START

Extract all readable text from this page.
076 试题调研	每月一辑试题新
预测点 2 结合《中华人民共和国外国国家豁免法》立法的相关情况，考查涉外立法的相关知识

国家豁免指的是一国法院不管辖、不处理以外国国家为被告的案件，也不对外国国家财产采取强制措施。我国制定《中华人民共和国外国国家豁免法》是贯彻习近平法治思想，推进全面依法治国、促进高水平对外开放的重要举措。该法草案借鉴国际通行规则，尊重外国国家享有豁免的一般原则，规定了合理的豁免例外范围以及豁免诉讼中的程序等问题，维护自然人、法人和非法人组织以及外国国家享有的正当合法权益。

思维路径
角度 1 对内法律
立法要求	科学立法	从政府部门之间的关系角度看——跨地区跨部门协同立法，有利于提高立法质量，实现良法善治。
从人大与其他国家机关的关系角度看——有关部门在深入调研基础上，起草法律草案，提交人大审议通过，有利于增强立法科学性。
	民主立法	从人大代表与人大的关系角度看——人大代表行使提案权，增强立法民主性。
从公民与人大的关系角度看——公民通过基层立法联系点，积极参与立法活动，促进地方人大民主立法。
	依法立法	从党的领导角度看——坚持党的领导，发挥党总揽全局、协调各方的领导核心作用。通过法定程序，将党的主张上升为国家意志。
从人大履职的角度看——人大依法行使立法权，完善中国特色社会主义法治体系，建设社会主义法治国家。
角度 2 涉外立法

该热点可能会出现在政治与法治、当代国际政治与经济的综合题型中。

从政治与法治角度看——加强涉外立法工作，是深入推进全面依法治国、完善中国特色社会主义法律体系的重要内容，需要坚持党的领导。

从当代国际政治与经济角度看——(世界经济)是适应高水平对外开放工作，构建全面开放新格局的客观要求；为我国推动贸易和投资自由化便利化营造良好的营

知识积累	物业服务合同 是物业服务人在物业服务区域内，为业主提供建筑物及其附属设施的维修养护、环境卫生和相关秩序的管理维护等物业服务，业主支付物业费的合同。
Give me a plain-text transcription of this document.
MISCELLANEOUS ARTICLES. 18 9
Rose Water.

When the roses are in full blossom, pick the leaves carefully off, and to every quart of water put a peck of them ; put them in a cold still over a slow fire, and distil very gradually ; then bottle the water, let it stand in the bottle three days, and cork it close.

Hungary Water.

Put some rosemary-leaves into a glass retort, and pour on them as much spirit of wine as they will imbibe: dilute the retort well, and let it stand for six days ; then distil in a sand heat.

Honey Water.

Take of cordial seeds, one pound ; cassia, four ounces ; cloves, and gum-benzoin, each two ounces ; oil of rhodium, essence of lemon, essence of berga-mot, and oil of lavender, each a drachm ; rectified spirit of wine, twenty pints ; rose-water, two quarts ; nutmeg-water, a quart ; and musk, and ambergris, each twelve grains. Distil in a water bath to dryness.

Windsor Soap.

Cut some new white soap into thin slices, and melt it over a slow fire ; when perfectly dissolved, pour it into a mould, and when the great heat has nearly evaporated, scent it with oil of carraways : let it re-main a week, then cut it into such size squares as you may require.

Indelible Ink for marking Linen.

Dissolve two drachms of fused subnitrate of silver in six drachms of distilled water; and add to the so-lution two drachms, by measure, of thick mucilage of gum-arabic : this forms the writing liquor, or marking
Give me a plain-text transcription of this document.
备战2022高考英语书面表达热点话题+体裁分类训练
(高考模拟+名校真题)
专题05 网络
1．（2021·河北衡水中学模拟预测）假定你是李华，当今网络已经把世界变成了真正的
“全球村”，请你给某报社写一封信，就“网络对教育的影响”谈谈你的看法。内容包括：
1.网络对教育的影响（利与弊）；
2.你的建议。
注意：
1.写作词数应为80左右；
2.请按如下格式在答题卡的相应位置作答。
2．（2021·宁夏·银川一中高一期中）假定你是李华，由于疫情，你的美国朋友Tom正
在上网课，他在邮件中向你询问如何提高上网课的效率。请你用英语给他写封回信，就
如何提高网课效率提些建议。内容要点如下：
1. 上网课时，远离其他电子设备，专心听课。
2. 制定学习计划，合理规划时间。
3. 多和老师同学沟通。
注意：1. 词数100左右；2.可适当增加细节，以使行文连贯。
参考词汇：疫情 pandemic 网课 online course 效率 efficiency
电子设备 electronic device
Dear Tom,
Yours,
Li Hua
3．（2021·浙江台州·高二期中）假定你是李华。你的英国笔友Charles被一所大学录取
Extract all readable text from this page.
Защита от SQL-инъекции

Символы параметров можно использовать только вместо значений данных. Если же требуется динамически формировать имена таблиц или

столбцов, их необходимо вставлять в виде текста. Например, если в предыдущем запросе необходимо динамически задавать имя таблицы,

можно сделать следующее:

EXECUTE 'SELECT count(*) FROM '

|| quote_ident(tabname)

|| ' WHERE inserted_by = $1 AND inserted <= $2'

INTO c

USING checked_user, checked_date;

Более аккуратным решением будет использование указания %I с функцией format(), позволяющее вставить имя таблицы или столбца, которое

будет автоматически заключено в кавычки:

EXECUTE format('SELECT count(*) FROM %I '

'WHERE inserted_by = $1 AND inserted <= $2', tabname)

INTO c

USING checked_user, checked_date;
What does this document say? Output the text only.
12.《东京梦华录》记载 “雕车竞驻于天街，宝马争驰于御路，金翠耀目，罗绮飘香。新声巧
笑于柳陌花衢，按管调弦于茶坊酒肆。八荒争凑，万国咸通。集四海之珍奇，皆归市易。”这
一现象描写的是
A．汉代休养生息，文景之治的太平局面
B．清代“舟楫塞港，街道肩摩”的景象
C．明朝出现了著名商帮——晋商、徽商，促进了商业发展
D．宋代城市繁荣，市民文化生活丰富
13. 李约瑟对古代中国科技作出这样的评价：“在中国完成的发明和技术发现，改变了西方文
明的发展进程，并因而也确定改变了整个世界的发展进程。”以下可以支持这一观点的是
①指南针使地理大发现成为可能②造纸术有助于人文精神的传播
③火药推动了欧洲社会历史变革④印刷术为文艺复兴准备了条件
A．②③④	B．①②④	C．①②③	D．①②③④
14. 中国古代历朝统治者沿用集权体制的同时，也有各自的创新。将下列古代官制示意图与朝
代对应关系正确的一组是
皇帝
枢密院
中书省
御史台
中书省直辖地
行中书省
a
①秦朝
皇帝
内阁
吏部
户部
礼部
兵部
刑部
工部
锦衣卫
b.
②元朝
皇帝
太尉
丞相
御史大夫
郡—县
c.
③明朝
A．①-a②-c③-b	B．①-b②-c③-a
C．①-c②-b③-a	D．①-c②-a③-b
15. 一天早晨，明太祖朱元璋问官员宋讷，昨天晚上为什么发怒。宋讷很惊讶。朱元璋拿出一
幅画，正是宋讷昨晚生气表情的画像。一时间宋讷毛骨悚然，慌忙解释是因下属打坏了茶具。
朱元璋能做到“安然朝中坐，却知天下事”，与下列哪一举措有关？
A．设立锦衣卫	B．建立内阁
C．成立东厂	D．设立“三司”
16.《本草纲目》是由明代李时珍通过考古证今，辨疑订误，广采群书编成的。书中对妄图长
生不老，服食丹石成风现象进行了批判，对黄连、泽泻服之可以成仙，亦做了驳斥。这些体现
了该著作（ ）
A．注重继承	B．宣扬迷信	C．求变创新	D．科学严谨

END

* [SHORT TASK]
Lines that include the word "中华人民共和国外国国家豁免法" are to be extracted from the data above.

* [EXERCISE RESULT]
预测点 2 结合《中华人民共和国外国国家豁免法》立法的相关情况，考查涉外立法的相关知识
国家豁免指的是一国法院不管辖、不处理以外国国家为被告的案件，也不对外国国家财产采取强制措施。我国制定《中华人民共和国外国国家豁免法》是贯彻习近平法治思想，推进全面依法治国、促进高水平对外开放的重要举措。该法草案借鉴国际通行规则，尊重外国国家享有豁免的一般原则，规定了合理的豁免例外范围以及豁免诉讼中的程序等问题，维护自然人、法人和非法人组织以及外国国家享有的正当合法权益。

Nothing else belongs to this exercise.